# [WHAT IS BEING ASKED]
Set down all of the data exactly as it appears.

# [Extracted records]
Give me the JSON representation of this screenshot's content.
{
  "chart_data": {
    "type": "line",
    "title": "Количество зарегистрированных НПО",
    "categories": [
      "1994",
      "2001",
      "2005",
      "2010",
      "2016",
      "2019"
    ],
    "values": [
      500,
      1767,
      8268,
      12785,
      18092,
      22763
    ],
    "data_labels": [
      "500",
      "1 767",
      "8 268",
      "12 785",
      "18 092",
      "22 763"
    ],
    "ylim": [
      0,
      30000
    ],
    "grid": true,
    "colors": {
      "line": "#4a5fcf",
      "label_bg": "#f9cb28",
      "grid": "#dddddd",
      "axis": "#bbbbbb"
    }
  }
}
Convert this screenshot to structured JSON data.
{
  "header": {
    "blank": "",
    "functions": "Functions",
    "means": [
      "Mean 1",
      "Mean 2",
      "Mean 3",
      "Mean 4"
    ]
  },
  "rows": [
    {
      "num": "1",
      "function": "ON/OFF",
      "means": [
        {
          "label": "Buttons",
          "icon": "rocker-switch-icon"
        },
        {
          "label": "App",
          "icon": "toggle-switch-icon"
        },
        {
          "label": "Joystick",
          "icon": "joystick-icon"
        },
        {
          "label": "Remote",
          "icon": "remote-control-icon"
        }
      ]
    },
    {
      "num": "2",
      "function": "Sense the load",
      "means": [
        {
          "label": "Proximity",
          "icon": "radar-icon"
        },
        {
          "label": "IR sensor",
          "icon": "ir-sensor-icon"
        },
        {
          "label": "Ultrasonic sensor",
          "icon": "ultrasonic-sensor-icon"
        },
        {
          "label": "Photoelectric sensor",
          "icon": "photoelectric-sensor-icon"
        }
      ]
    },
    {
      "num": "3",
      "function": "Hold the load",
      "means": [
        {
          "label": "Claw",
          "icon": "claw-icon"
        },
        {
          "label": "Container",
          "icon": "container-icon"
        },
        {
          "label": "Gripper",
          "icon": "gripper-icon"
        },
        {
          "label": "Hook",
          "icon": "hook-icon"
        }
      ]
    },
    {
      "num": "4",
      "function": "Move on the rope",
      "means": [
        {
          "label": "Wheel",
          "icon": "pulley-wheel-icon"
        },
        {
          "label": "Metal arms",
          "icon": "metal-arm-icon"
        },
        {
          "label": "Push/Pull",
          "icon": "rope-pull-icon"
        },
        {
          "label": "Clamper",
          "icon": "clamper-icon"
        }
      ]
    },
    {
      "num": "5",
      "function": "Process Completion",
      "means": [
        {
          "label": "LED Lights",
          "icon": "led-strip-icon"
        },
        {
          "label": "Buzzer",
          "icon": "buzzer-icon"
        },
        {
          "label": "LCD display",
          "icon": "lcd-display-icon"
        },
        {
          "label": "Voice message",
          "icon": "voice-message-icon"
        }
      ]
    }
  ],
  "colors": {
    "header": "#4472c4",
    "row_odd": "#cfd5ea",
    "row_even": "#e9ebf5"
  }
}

# [ANSWER TO THE TASK]
Give me the JSON representation of this screenshot's content.
{
  "chart_data": {
    "type": "line",
    "title": "Количество зарегистрированных НПО",
    "categories": [
      "1994",
      "2001",
      "2005",
      "2010",
      "2016",
      "2019"
    ],
    "values": [
      500,
      1767,
      8268,
      12785,
      18092,
      22763
    ],
    "data_labels": [
      "500",
      "1 767",
      "8 268",
      "12 785",
      "18 092",
      "22 763"
    ],
    "ylim": [
      0,
      30000
    ],
    "grid": true,
    "colors": {
      "line": "#4a5fcf",
      "label_bg": "#f9cb28",
      "grid": "#dddddd",
      "axis": "#bbbbbb"
    }
  }
}
Convert this screenshot to structured JSON data.
{
  "header": {
    "blank": "",
    "functions": "Functions",
    "means": [
      "Mean 1",
      "Mean 2",
      "Mean 3",
      "Mean 4"
    ]
  },
  "rows": [
    {
      "num": "1",
      "function": "ON/OFF",
      "means": [
        {
          "label": "Buttons",
          "icon": "rocker-switch-icon"
        },
        {
          "label": "App",
          "icon": "toggle-switch-icon"
        },
        {
          "label": "Joystick",
          "icon": "joystick-icon"
        },
        {
          "label": "Remote",
          "icon": "remote-control-icon"
        }
      ]
    },
    {
      "num": "2",
      "function": "Sense the load",
      "means": [
        {
          "label": "Proximity",
          "icon": "radar-icon"
        },
        {
          "label": "IR sensor",
          "icon": "ir-sensor-icon"
        },
        {
          "label": "Ultrasonic sensor",
          "icon": "ultrasonic-sensor-icon"
        },
        {
          "label": "Photoelectric sensor",
          "icon": "photoelectric-sensor-icon"
        }
      ]
    },
    {
      "num": "3",
      "function": "Hold the load",
      "means": [
        {
          "label": "Claw",
          "icon": "claw-icon"
        },
        {
          "label": "Container",
          "icon": "container-icon"
        },
        {
          "label": "Gripper",
          "icon": "gripper-icon"
        },
        {
          "label": "Hook",
          "icon": "hook-icon"
        }
      ]
    },
    {
      "num": "4",
      "function": "Move on the rope",
      "means": [
        {
          "label": "Wheel",
          "icon": "pulley-wheel-icon"
        },
        {
          "label": "Metal arms",
          "icon": "metal-arm-icon"
        },
        {
          "label": "Push/Pull",
          "icon": "rope-pull-icon"
        },
        {
          "label": "Clamper",
          "icon": "clamper-icon"
        }
      ]
    },
    {
      "num": "5",
      "function": "Process Completion",
      "means": [
        {
          "label": "LED Lights",
          "icon": "led-strip-icon"
        },
        {
          "label": "Buzzer",
          "icon": "buzzer-icon"
        },
        {
          "label": "LCD display",
          "icon": "lcd-display-icon"
        },
        {
          "label": "Voice message",
          "icon": "voice-message-icon"
        }
      ]
    }
  ],
  "colors": {
    "header": "#4472c4",
    "row_odd": "#cfd5ea",
    "row_even": "#e9ebf5"
  }
}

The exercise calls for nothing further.